==== GIVEN INFORMATION

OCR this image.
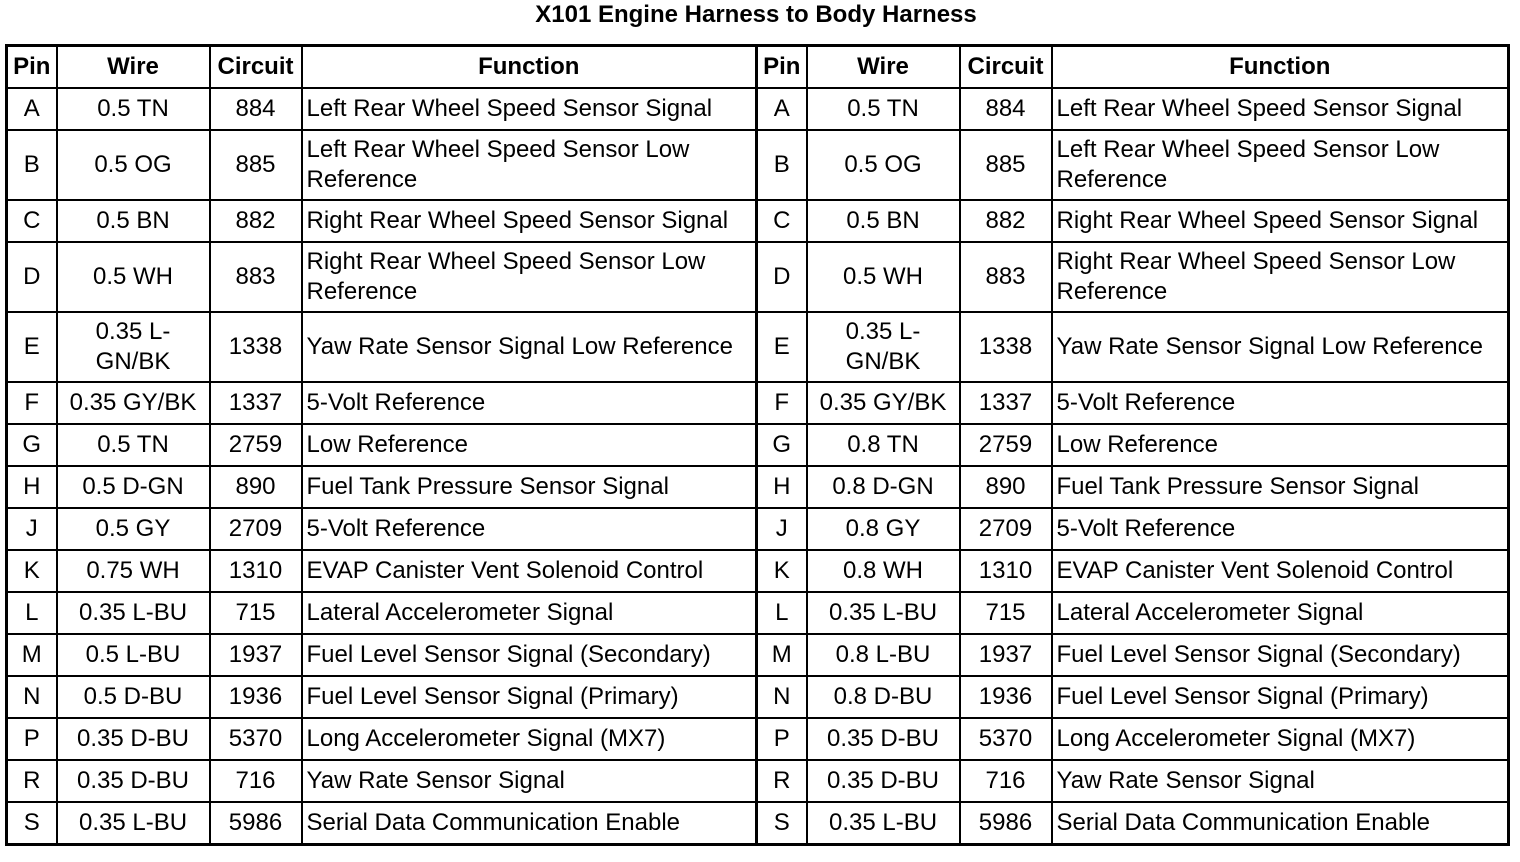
X101 Engine Harness to Body Harness
Pin	Wire	Circuit	Function	Pin	Wire	Circuit	Function
A	0.5 TN	884	Left Rear Wheel Speed Sensor Signal	A	0.5 TN	884	Left Rear Wheel Speed Sensor Signal
B	0.5 OG	885	Left Rear Wheel Speed Sensor Low Reference	B	0.5 OG	885	Left Rear Wheel Speed Sensor Low Reference
C	0.5 BN	882	Right Rear Wheel Speed Sensor Signal	C	0.5 BN	882	Right Rear Wheel Speed Sensor Signal
D	0.5 WH	883	Right Rear Wheel Speed Sensor Low Reference	D	0.5 WH	883	Right Rear Wheel Speed Sensor Low Reference
E	0.35 L-GN/BK	1338	Yaw Rate Sensor Signal Low Reference	E	0.35 L-GN/BK	1338	Yaw Rate Sensor Signal Low Reference
F	0.35 GY/BK	1337	5-Volt Reference	F	0.35 GY/BK	1337	5-Volt Reference
G	0.5 TN	2759	Low Reference	G	0.8 TN	2759	Low Reference
H	0.5 D-GN	890	Fuel Tank Pressure Sensor Signal	H	0.8 D-GN	890	Fuel Tank Pressure Sensor Signal
J	0.5 GY	2709	5-Volt Reference	J	0.8 GY	2709	5-Volt Reference
K	0.75 WH	1310	EVAP Canister Vent Solenoid Control	K	0.8 WH	1310	EVAP Canister Vent Solenoid Control
L	0.35 L-BU	715	Lateral Accelerometer Signal	L	0.35 L-BU	715	Lateral Accelerometer Signal
M	0.5 L-BU	1937	Fuel Level Sensor Signal (Secondary)	M	0.8 L-BU	1937	Fuel Level Sensor Signal (Secondary)
N	0.5 D-BU	1936	Fuel Level Sensor Signal (Primary)	N	0.8 D-BU	1936	Fuel Level Sensor Signal (Primary)
P	0.35 D-BU	5370	Long Accelerometer Signal (MX7)	P	0.35 D-BU	5370	Long Accelerometer Signal (MX7)
R	0.35 D-BU	716	Yaw Rate Sensor Signal	R	0.35 D-BU	716	Yaw Rate Sensor Signal
S	0.35 L-BU	5986	Serial Data Communication Enable	S	0.35 L-BU	5986	Serial Data Communication Enable
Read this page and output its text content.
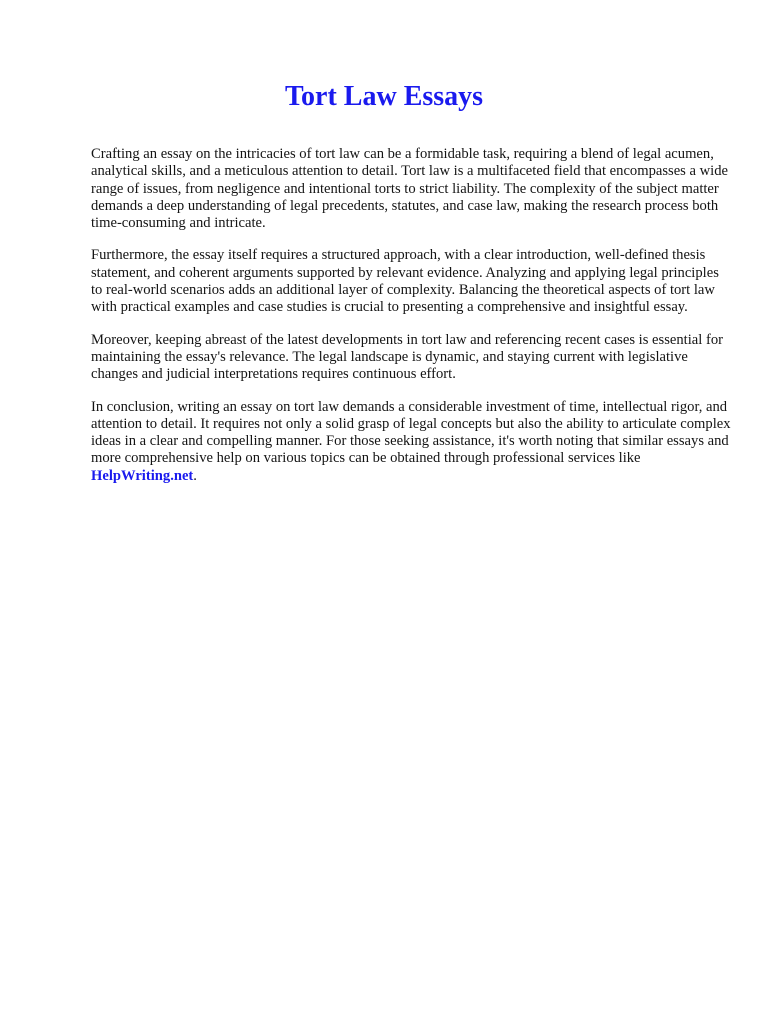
Tort Law Essays

Crafting an essay on the intricacies of tort law can be a formidable task, requiring a blend of legal acumen, analytical skills, and a meticulous attention to detail. Tort law is a multifaceted field that encompasses a wide range of issues, from negligence and intentional torts to strict liability. The complexity of the subject matter demands a deep understanding of legal precedents, statutes, and case law, making the research process both time-consuming and intricate.

Furthermore, the essay itself requires a structured approach, with a clear introduction, well-defined thesis statement, and coherent arguments supported by relevant evidence. Analyzing and applying legal principles to real-world scenarios adds an additional layer of complexity. Balancing the theoretical aspects of tort law with practical examples and case studies is crucial to presenting a comprehensive and insightful essay.

Moreover, keeping abreast of the latest developments in tort law and referencing recent cases is essential for maintaining the essay's relevance. The legal landscape is dynamic, and staying current with legislative changes and judicial interpretations requires continuous effort.

In conclusion, writing an essay on tort law demands a considerable investment of time, intellectual rigor, and attention to detail. It requires not only a solid grasp of legal concepts but also the ability to articulate complex ideas in a clear and compelling manner. For those seeking assistance, it's worth noting that similar essays and more comprehensive help on various topics can be obtained through professional services like HelpWriting.net.
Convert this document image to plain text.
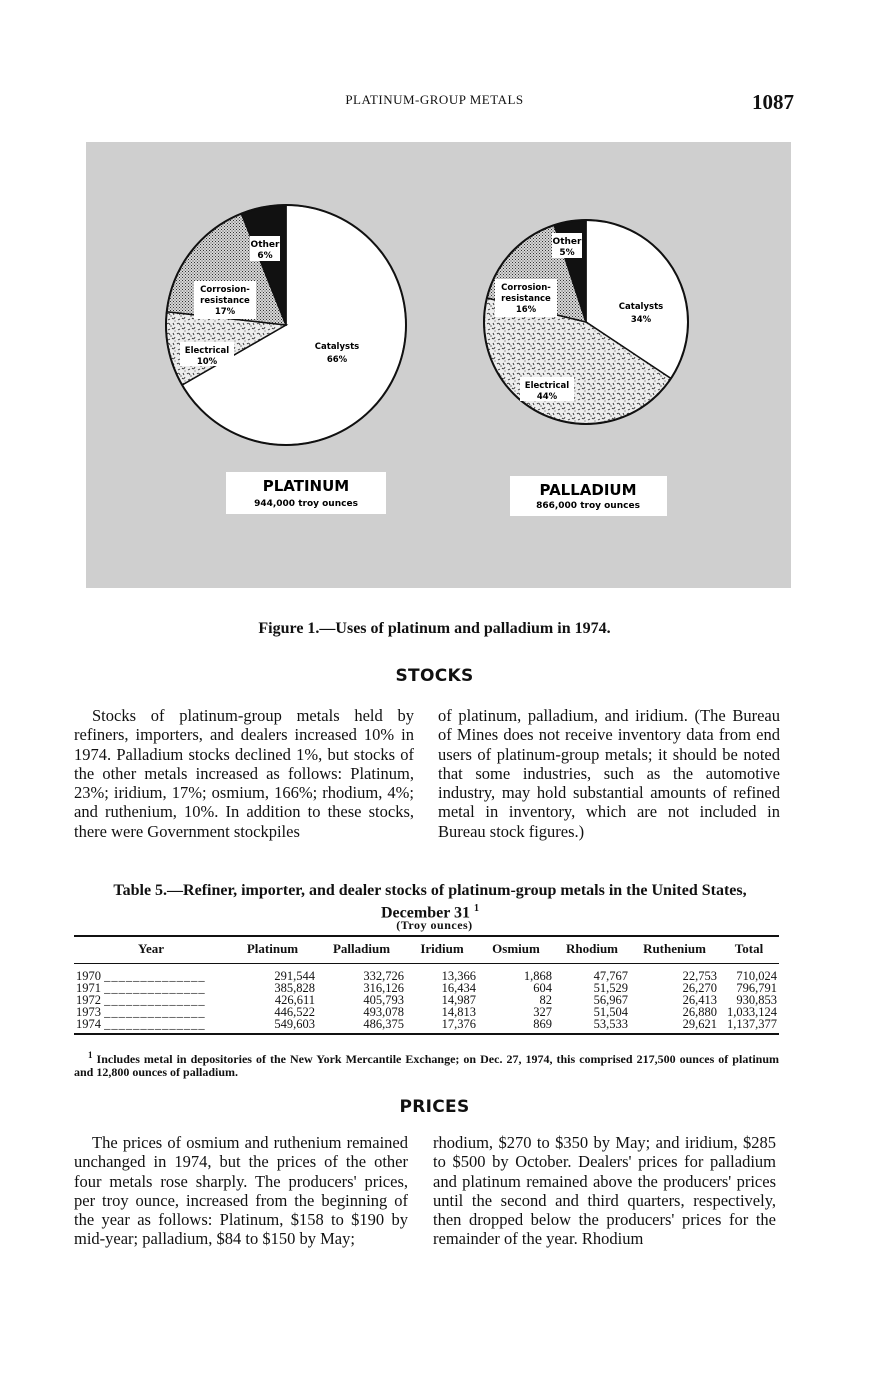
PLATINUM-GROUP METALS	1087
PLATINUM
944,000 troy ounces
PALLADIUM
866,000 troy ounces
Other
6%
Corrosion-
resistance
17%
Electrical
10%
Catalysts
66%
Other
5%
Corrosion-
resistance
16%
Electrical
44%
Catalysts
34%
Figure 1.—Uses of platinum and palladium in 1974.
STOCKS
Stocks of platinum-group metals held by refiners, importers, and dealers increased 10% in 1974. Palladium stocks declined 1%, but stocks of the other metals increased as follows: Platinum, 23%; iridium, 17%; osmium, 166%; rhodium, 4%; and ruthenium, 10%. In addition to these stocks, there were Government stockpiles
of platinum, palladium, and iridium. (The Bureau of Mines does not receive inventory data from end users of platinum-group metals; it should be noted that some industries, such as the automotive industry, may hold substantial amounts of refined metal in inventory, which are not included in Bureau stock figures.)
Table 5.—Refiner, importer, and dealer stocks of platinum-group metals in the United States, December 31 $^1$
(Troy ounces)
Year	Platinum	Palladium	Iridium	Osmium	Rhodium	Ruthenium	Total
1970 ______________	291,544	332,726	13,366	1,868	47,767	22,753	710,024
1971 ______________	385,828	316,126	16,434	604	51,529	26,270	796,791
1972 ______________	426,611	405,793	14,987	82	56,967	26,413	930,853
1973 ______________	446,522	493,078	14,813	327	51,504	26,880	1,033,124
1974 ______________	549,603	486,375	17,376	869	53,533	29,621	1,137,377
$^1$ Includes metal in depositories of the New York Mercantile Exchange; on Dec. 27, 1974, this comprised 217,500 ounces of platinum and 12,800 ounces of palladium.
PRICES
The prices of osmium and ruthenium remained unchanged in 1974, but the prices of the other four metals rose sharply. The producers' prices, per troy ounce, increased from the beginning of the year as follows: Platinum, $158 to $190 by mid-year; palladium, $84 to $150 by May;
rhodium, $270 to $350 by May; and iridium, $285 to $500 by October. Dealers' prices for palladium and platinum remained above the producers' prices until the second and third quarters, respectively, then dropped below the producers' prices for the remainder of the year. Rhodium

========

WHAT YOU WILL DO: Every record above should come back exactly, but without its pictures.

FINISHED ANSWER:
OCR this image.
X101 Engine Harness to Body Harness
Pin	Wire	Circuit	Function	Pin	Wire	Circuit	Function
A	0.5 TN	884	Left Rear Wheel Speed Sensor Signal	A	0.5 TN	884	Left Rear Wheel Speed Sensor Signal
B	0.5 OG	885	Left Rear Wheel Speed Sensor Low Reference	B	0.5 OG	885	Left Rear Wheel Speed Sensor Low Reference
C	0.5 BN	882	Right Rear Wheel Speed Sensor Signal	C	0.5 BN	882	Right Rear Wheel Speed Sensor Signal
D	0.5 WH	883	Right Rear Wheel Speed Sensor Low Reference	D	0.5 WH	883	Right Rear Wheel Speed Sensor Low Reference
E	0.35 L-GN/BK	1338	Yaw Rate Sensor Signal Low Reference	E	0.35 L-GN/BK	1338	Yaw Rate Sensor Signal Low Reference
F	0.35 GY/BK	1337	5-Volt Reference	F	0.35 GY/BK	1337	5-Volt Reference
G	0.5 TN	2759	Low Reference	G	0.8 TN	2759	Low Reference
H	0.5 D-GN	890	Fuel Tank Pressure Sensor Signal	H	0.8 D-GN	890	Fuel Tank Pressure Sensor Signal
J	0.5 GY	2709	5-Volt Reference	J	0.8 GY	2709	5-Volt Reference
K	0.75 WH	1310	EVAP Canister Vent Solenoid Control	K	0.8 WH	1310	EVAP Canister Vent Solenoid Control
L	0.35 L-BU	715	Lateral Accelerometer Signal	L	0.35 L-BU	715	Lateral Accelerometer Signal
M	0.5 L-BU	1937	Fuel Level Sensor Signal (Secondary)	M	0.8 L-BU	1937	Fuel Level Sensor Signal (Secondary)
N	0.5 D-BU	1936	Fuel Level Sensor Signal (Primary)	N	0.8 D-BU	1936	Fuel Level Sensor Signal (Primary)
P	0.35 D-BU	5370	Long Accelerometer Signal (MX7)	P	0.35 D-BU	5370	Long Accelerometer Signal (MX7)
R	0.35 D-BU	716	Yaw Rate Sensor Signal	R	0.35 D-BU	716	Yaw Rate Sensor Signal
S	0.35 L-BU	5986	Serial Data Communication Enable	S	0.35 L-BU	5986	Serial Data Communication Enable
Read this page and output its text content.
Tort Law Essays

Crafting an essay on the intricacies of tort law can be a formidable task, requiring a blend of legal acumen, analytical skills, and a meticulous attention to detail. Tort law is a multifaceted field that encompasses a wide range of issues, from negligence and intentional torts to strict liability. The complexity of the subject matter demands a deep understanding of legal precedents, statutes, and case law, making the research process both time-consuming and intricate.

Furthermore, the essay itself requires a structured approach, with a clear introduction, well-defined thesis statement, and coherent arguments supported by relevant evidence. Analyzing and applying legal principles to real-world scenarios adds an additional layer of complexity. Balancing the theoretical aspects of tort law with practical examples and case studies is crucial to presenting a comprehensive and insightful essay.

Moreover, keeping abreast of the latest developments in tort law and referencing recent cases is essential for maintaining the essay's relevance. The legal landscape is dynamic, and staying current with legislative changes and judicial interpretations requires continuous effort.

In conclusion, writing an essay on tort law demands a considerable investment of time, intellectual rigor, and attention to detail. It requires not only a solid grasp of legal concepts but also the ability to articulate complex ideas in a clear and compelling manner. For those seeking assistance, it's worth noting that similar essays and more comprehensive help on various topics can be obtained through professional services like HelpWriting.net.
Convert this document image to plain text.
PLATINUM-GROUP METALS	1087
PLATINUM
944,000 troy ounces
PALLADIUM
866,000 troy ounces
Other
6%
Corrosion-
resistance
17%
Electrical
10%
Catalysts
66%
Other
5%
Corrosion-
resistance
16%
Electrical
44%
Catalysts
34%
Figure 1.—Uses of platinum and palladium in 1974.
STOCKS
Stocks of platinum-group metals held by refiners, importers, and dealers increased 10% in 1974. Palladium stocks declined 1%, but stocks of the other metals increased as follows: Platinum, 23%; iridium, 17%; osmium, 166%; rhodium, 4%; and ruthenium, 10%. In addition to these stocks, there were Government stockpiles
of platinum, palladium, and iridium. (The Bureau of Mines does not receive inventory data from end users of platinum-group metals; it should be noted that some industries, such as the automotive industry, may hold substantial amounts of refined metal in inventory, which are not included in Bureau stock figures.)
Table 5.—Refiner, importer, and dealer stocks of platinum-group metals in the United States, December 31 $^1$
(Troy ounces)
Year	Platinum	Palladium	Iridium	Osmium	Rhodium	Ruthenium	Total
1970 ______________	291,544	332,726	13,366	1,868	47,767	22,753	710,024
1971 ______________	385,828	316,126	16,434	604	51,529	26,270	796,791
1972 ______________	426,611	405,793	14,987	82	56,967	26,413	930,853
1973 ______________	446,522	493,078	14,813	327	51,504	26,880	1,033,124
1974 ______________	549,603	486,375	17,376	869	53,533	29,621	1,137,377
$^1$ Includes metal in depositories of the New York Mercantile Exchange; on Dec. 27, 1974, this comprised 217,500 ounces of platinum and 12,800 ounces of palladium.
PRICES
The prices of osmium and ruthenium remained unchanged in 1974, but the prices of the other four metals rose sharply. The producers' prices, per troy ounce, increased from the beginning of the year as follows: Platinum, $158 to $190 by mid-year; palladium, $84 to $150 by May;
rhodium, $270 to $350 by May; and iridium, $285 to $500 by October. Dealers' prices for palladium and platinum remained above the producers' prices until the second and third quarters, respectively, then dropped below the producers' prices for the remainder of the year. Rhodium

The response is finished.